Data entries
** BEGIN **

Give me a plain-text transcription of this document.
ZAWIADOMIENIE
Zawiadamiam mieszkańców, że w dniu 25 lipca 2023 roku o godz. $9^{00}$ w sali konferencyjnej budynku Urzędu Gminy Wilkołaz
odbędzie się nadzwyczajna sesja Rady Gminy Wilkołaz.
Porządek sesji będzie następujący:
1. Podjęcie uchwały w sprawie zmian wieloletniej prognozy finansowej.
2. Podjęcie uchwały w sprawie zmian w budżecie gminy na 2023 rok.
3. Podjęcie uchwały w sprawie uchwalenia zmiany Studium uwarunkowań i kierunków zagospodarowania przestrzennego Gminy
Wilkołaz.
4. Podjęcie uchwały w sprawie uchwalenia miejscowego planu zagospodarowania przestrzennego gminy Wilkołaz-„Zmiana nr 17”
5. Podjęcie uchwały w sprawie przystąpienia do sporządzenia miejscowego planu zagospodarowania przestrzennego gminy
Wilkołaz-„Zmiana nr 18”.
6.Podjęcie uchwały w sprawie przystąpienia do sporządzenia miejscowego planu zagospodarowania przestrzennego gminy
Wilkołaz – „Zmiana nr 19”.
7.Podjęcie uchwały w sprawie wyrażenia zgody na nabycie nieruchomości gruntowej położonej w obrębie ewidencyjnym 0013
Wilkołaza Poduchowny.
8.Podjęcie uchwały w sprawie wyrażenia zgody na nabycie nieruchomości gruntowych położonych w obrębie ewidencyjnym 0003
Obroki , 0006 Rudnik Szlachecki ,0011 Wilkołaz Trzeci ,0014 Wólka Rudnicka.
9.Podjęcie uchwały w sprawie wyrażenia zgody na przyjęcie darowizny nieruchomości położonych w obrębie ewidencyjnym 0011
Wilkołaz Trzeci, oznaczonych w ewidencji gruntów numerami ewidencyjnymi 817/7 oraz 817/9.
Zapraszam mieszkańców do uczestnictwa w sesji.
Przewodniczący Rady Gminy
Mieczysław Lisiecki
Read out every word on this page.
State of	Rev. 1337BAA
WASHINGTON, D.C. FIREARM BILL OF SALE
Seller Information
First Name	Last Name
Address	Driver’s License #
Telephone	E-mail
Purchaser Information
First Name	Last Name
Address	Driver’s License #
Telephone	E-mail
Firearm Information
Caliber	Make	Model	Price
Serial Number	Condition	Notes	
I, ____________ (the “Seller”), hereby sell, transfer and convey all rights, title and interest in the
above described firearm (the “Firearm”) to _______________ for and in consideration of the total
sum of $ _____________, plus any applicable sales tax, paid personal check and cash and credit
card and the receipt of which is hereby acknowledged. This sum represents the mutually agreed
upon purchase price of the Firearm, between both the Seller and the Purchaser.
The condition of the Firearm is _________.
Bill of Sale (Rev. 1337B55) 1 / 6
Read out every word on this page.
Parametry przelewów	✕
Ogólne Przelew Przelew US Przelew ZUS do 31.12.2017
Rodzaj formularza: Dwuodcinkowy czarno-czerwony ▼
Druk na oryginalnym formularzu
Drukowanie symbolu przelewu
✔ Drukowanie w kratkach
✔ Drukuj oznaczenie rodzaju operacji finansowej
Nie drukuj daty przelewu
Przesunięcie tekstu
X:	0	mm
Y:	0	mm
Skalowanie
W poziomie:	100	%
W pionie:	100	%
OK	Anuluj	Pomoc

** END **

▸ **Your task**:
The records above should be duplicated in full, exactly as given.

▸ **In response**:
Give me a plain-text transcription of this document.
ZAWIADOMIENIE
Zawiadamiam mieszkańców, że w dniu 25 lipca 2023 roku o godz. $9^{00}$ w sali konferencyjnej budynku Urzędu Gminy Wilkołaz
odbędzie się nadzwyczajna sesja Rady Gminy Wilkołaz.
Porządek sesji będzie następujący:
1. Podjęcie uchwały w sprawie zmian wieloletniej prognozy finansowej.
2. Podjęcie uchwały w sprawie zmian w budżecie gminy na 2023 rok.
3. Podjęcie uchwały w sprawie uchwalenia zmiany Studium uwarunkowań i kierunków zagospodarowania przestrzennego Gminy
Wilkołaz.
4. Podjęcie uchwały w sprawie uchwalenia miejscowego planu zagospodarowania przestrzennego gminy Wilkołaz-„Zmiana nr 17”
5. Podjęcie uchwały w sprawie przystąpienia do sporządzenia miejscowego planu zagospodarowania przestrzennego gminy
Wilkołaz-„Zmiana nr 18”.
6.Podjęcie uchwały w sprawie przystąpienia do sporządzenia miejscowego planu zagospodarowania przestrzennego gminy
Wilkołaz – „Zmiana nr 19”.
7.Podjęcie uchwały w sprawie wyrażenia zgody na nabycie nieruchomości gruntowej położonej w obrębie ewidencyjnym 0013
Wilkołaza Poduchowny.
8.Podjęcie uchwały w sprawie wyrażenia zgody na nabycie nieruchomości gruntowych położonych w obrębie ewidencyjnym 0003
Obroki , 0006 Rudnik Szlachecki ,0011 Wilkołaz Trzeci ,0014 Wólka Rudnicka.
9.Podjęcie uchwały w sprawie wyrażenia zgody na przyjęcie darowizny nieruchomości położonych w obrębie ewidencyjnym 0011
Wilkołaz Trzeci, oznaczonych w ewidencji gruntów numerami ewidencyjnymi 817/7 oraz 817/9.
Zapraszam mieszkańców do uczestnictwa w sesji.
Przewodniczący Rady Gminy
Mieczysław Lisiecki
Read out every word on this page.
State of	Rev. 1337BAA
WASHINGTON, D.C. FIREARM BILL OF SALE
Seller Information
First Name	Last Name
Address	Driver’s License #
Telephone	E-mail
Purchaser Information
First Name	Last Name
Address	Driver’s License #
Telephone	E-mail
Firearm Information
Caliber	Make	Model	Price
Serial Number	Condition	Notes	
I, ____________ (the “Seller”), hereby sell, transfer and convey all rights, title and interest in the
above described firearm (the “Firearm”) to _______________ for and in consideration of the total
sum of $ _____________, plus any applicable sales tax, paid personal check and cash and credit
card and the receipt of which is hereby acknowledged. This sum represents the mutually agreed
upon purchase price of the Firearm, between both the Seller and the Purchaser.
The condition of the Firearm is _________.
Bill of Sale (Rev. 1337B55) 1 / 6
Read out every word on this page.
Parametry przelewów	✕
Ogólne Przelew Przelew US Przelew ZUS do 31.12.2017
Rodzaj formularza: Dwuodcinkowy czarno-czerwony ▼
Druk na oryginalnym formularzu
Drukowanie symbolu przelewu
✔ Drukowanie w kratkach
✔ Drukuj oznaczenie rodzaju operacji finansowej
Nie drukuj daty przelewu
Przesunięcie tekstu
X:	0	mm
Y:	0	mm
Skalowanie
W poziomie:	100	%
W pionie:	100	%
OK	Anuluj	Pomoc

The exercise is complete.